TEXTAUSZUG ::
„Auf Wiedersehen, Tibet“ von Maria Blumencron

Täglich sehen wir im Fernsehen Bilder über die Unruhen in Tibet. Aufgebrachte Demonstranten wagen es gar die ach so schönen Fackelzeremonien zu den bevorstehenden olympischen Spielen in Peking zu stören. Doch für die Tibeter ist die mediale Aufmerksamkeit vor den Spielen die womöglich letzte Hoffnung sich aus jahrelanger Unterdrückung zu befreien.

In ihrem neusten Buch setzt sich die Filmemacherin und Autorin Maria Blumencron erneut mit dem Thema Tibet auseinander.

In ihrem kürzlich erschienenen Buch beschreibt sie die Lebensgeschichten von solchen Flüchtlingen, Kindern, Fluchthelfern, Nonnen. Diese Menschen nehmen die riesigen und lebensgefährlichen Strapazen auf sich nur um aus der chinesischen Unterdrückung in Tibet zu entkommen und bei ihrem geistigen Oberhaupt dem Dalai Lama ein besseres und vor allem freies Leben zu beginnen.

Der Dalai Lama musste 1959 in das indische Exil fliehen, nachdem China 1951 Tibet gewaltsam annektierte und ein Aufstand gegen das aufgezwungene kommunistische Regime fehlschlug.

Seitdem gengeln die Chinesen die Tibeter wo es nur geht und versuchen ihre Religion und Kultur zu zerstören. Dieses Volk lebt in ständiger Angst und Unterdrückung.

Maria Blumencron will nun erneut auf diese Umstände aufmerksam machen. Allein 1500 Kinder kämpfen sich jährlich über die eisigen Pässe des Himalaya und nicht wenige von ihnen sterben auf dem Weg. Flüchtlingshelfer versuchen diese Menschen zu unterstützen wo es nur geht. Dies tun sie nicht für Geld, sondern aus reinem Idealismus. Sie riskieren hierfür jahrelange Folter in chinesischen Gefängnissen.

„Auf Wiedersehen, Tibet“ ist ein beeindruckendes Buch über Verrat, Lügen, Unterdrückung, aber auch über Hoffnung und Liebe zum Menschen und zur Freiheit.

Was ist schon die Störung einer sportlichen Zeremonie gegen das Leid eines ganzen Volkes? Das gehäuchelte Medienmitleid unserer westlichen Welt kann man in Anbetracht der Menschenrechtsverletzungen in Tibet und in China selbst nur als Scheinheiligkeit und blanken Zynismus bezeichnen.

DATENSATZEINTRÄGE ::
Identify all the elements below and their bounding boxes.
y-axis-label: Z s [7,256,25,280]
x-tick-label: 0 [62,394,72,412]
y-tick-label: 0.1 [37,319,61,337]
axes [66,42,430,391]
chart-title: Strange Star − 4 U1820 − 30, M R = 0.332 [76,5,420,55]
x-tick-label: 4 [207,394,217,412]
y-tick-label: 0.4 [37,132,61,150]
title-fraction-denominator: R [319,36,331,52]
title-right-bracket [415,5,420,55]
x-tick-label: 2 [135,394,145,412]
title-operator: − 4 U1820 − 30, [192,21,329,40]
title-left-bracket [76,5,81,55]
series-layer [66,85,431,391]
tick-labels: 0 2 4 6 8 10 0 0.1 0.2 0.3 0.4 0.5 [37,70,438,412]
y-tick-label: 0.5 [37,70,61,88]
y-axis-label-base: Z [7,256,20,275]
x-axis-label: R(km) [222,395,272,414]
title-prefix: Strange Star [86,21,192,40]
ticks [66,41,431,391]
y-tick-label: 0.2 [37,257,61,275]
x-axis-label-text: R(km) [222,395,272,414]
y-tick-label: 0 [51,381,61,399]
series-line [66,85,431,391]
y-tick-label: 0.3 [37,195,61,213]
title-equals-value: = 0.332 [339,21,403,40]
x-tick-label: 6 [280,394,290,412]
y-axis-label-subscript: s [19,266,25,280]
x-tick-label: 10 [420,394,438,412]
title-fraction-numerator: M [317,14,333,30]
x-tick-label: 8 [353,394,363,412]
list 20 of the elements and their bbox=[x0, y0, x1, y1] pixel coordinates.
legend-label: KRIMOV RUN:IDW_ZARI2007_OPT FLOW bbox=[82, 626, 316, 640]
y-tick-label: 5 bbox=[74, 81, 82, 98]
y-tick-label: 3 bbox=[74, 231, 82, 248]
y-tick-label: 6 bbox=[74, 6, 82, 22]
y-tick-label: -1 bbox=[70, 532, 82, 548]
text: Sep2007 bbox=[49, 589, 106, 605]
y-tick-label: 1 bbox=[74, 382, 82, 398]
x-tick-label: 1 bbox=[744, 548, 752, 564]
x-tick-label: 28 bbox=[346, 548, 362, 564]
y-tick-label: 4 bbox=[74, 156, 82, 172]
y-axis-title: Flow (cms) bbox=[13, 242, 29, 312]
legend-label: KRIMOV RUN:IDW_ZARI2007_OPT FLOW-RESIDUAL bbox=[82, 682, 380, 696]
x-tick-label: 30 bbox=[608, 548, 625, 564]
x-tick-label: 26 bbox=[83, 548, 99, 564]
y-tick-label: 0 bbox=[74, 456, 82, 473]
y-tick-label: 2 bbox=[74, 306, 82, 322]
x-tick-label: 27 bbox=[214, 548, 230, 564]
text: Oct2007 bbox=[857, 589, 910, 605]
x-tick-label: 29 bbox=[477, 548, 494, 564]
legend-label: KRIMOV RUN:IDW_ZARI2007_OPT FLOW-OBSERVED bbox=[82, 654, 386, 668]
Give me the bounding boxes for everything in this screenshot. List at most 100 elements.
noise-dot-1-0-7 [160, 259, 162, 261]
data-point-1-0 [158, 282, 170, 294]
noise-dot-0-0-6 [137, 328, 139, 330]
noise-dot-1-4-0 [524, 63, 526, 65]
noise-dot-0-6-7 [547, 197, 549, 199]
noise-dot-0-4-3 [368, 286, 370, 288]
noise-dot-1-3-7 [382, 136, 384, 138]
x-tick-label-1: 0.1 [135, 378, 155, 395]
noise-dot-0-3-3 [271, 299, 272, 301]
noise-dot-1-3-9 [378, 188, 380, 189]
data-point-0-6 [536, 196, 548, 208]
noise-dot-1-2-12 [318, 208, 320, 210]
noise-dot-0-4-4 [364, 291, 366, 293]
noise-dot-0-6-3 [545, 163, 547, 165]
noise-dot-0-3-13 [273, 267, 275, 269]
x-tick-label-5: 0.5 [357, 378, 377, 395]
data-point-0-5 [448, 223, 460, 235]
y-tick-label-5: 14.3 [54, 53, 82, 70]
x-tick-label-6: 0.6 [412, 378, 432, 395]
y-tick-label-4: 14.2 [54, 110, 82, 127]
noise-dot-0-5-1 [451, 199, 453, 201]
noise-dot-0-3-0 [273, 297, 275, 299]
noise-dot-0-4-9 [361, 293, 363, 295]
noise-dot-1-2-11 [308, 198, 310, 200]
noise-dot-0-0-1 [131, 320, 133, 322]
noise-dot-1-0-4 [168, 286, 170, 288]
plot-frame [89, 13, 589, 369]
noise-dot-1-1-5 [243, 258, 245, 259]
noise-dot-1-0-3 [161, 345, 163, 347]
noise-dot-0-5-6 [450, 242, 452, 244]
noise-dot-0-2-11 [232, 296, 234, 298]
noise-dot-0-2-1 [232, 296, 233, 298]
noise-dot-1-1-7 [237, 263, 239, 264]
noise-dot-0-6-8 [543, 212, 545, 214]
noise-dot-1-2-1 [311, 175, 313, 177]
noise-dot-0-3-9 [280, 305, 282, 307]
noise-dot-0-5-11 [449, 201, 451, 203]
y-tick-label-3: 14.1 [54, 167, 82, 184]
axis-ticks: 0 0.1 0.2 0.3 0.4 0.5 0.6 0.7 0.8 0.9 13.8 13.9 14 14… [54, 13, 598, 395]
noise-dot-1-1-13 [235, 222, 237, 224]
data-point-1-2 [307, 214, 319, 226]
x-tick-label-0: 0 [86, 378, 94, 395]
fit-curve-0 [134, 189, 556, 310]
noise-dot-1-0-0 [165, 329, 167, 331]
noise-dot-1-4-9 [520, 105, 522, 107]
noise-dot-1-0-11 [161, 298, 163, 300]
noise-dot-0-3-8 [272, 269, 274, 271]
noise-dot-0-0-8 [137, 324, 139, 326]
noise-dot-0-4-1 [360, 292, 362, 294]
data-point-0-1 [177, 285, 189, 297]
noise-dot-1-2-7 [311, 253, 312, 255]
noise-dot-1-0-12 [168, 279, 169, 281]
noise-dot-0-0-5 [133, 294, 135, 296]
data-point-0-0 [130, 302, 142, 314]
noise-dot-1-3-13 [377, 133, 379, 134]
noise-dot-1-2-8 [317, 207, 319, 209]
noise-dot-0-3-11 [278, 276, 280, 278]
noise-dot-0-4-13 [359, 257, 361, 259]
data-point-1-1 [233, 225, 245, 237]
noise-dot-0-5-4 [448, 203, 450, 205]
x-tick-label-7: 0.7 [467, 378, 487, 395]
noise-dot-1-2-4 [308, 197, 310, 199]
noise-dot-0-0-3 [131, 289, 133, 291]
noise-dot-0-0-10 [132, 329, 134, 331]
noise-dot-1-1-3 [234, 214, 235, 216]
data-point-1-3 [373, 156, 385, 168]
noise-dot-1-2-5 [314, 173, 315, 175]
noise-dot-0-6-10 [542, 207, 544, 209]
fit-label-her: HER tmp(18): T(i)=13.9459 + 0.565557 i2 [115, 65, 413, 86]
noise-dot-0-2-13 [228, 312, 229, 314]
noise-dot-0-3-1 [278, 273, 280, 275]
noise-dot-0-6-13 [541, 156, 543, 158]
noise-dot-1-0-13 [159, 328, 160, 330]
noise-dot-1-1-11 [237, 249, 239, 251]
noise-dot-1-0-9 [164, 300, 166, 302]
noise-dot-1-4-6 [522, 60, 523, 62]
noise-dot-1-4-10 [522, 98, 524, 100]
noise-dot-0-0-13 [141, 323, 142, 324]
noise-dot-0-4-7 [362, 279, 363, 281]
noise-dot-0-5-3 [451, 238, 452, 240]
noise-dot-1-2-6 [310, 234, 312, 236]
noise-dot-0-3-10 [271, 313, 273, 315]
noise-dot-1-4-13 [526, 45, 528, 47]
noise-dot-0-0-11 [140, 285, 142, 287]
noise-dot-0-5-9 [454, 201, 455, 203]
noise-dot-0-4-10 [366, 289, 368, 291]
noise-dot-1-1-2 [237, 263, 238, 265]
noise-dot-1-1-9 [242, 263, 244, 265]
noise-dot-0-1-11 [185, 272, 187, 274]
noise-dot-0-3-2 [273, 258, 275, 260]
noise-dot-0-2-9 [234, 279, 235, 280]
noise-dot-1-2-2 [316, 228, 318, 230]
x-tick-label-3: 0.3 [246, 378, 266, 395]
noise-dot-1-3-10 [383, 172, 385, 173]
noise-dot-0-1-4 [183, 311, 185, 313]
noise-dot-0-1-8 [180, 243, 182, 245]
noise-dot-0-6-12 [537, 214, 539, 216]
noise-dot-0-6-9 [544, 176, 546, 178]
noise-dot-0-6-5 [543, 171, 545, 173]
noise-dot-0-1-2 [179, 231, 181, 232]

AUFGABENSTELLUNG ::
Fasse bitte den Absatz im Textauszug, der mit „Maria Blumencron will nun erneut“ beginnt, als kurze Stichpunktliste zusammen und behalte dabei seine wichtigsten Fakten bei.

SCHRIFTLICHE ANTWORT ::
- Maria Blumencron will erneut auf die Umstände in Tibet aufmerksam machen.
- Jedes Jahr kämpfen sich allein 1500 Kinder über die eisigen Pässe des Himalaya, und nicht wenige sterben unterwegs.
- Flüchtlingshelfer unterstützen diese Menschen aus reinem Idealismus, nicht für Geld.
- Dafür riskieren sie jahrelange Folter in chinesischen Gefängnissen.